> _Page excerpt_:
◇ ◇ ◇

The ALU in row-parallel processor i can access three pixel-data registers D_i[j] D_i[j−1] D_i[j−2] in itself, three pixel-data registers D_i₋₁[j] D_i₋₁[j − 1] D_i₋₁[j − 2] in row-parallel processor i − 1 and three pixel-data registers D_i _{+ 1}[j] D_i _{+ 1}[j − 1] D_i _{+ 1}[j − 2] in row-parallel processor i + 1. We terminal the boundary of the sensor array with low voltage (logic ‘0’). This boundary condition is required by mathematical morphology image processing. The ALU can process the data of 3 × 3 array in the image and perform 8 basic operations including ‘add’ ‘subtract’ ‘minimum’ ‘maximum’ ‘comparison’ ‘equal’ ‘absolution’ and ‘shift’. These processors would process one column image data each period. The gray-scale mathematical morphology algorithms can be executed by combination of those operations repeatedly and successively.

◇ ◇ ◇

Pick up the passage about the row-parallel image processors after its last sentence and keep writing it.

> _Source excerpt_:
◇ ◇ ◇

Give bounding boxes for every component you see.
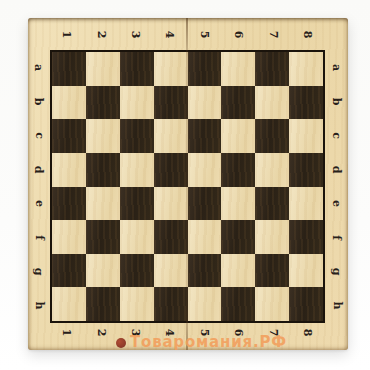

◇ ◇ ◇

> _Written response_:
The core module of the chip is an N × N PE array. The PE diagram is given in the Figure 4. It consists of nine D-latches, two Multiplexers, an AND gate, an OR gate, an inverter, and eight switches. One PE is connected directly with its four nearest neighborhood PEs. By selecting the MUX1, we can choose one signal as input of the PE, which comes from the neighbor PE or the output of itself. When the switch (RS[i]) was turned on, the negative latch (NL[i]) and positive latch (PL) constitute a D-flop. There are 8 D-flops that can store 8-bit data in one PE. The clocks (clkn[0-7]) of the eight NL[i] (i = 0, 1,…,7) are controlled independently by the instruction controller. PE can perform logical operations between the data in one of NL[1–7] and in NL[0] when we switch on one of RS[1–7] correspondingly. MUX2 is used to select one of the different operations: AND, OR, Invert, and Keeping Data.

There are an X Processor, a Y Processor, a PE data I/O module, and 2N PMOS transistors in the periphery of the PE array. One PMOS transistor and N NMOS transistors in the PE array constitute an N-input pseudo-NMOS NOR gate. The N transistors are contained respectively in N PEs. There are N rows N-input pseudo-NMOS NOR gates and N column N-input pseudo-NMOS NOR gates in the PE array. The outputs of these N-input pseudo-NMOS NOR gates were connected with the X processor and the Y processor.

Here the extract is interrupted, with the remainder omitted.